▶ **Your objective**:
Using the listing beneath this task, count the lines with the word "dont" and write only the result.

▶ **Task input**:
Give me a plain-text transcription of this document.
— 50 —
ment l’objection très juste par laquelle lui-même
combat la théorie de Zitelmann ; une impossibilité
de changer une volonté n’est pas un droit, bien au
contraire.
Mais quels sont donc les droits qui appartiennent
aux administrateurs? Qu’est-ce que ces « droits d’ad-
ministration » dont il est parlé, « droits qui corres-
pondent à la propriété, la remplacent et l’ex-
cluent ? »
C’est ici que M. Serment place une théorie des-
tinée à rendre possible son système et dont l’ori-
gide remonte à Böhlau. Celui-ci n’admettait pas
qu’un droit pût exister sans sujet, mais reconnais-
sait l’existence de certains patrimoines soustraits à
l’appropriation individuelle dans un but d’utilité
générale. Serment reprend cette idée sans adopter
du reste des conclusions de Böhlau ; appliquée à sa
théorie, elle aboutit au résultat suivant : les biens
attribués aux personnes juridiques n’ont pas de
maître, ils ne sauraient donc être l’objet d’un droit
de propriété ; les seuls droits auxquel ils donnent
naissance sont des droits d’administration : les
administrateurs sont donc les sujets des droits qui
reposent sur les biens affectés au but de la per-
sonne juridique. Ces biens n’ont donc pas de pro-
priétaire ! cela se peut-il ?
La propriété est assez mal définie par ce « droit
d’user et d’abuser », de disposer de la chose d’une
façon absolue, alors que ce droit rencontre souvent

▶ **Expected output**:
2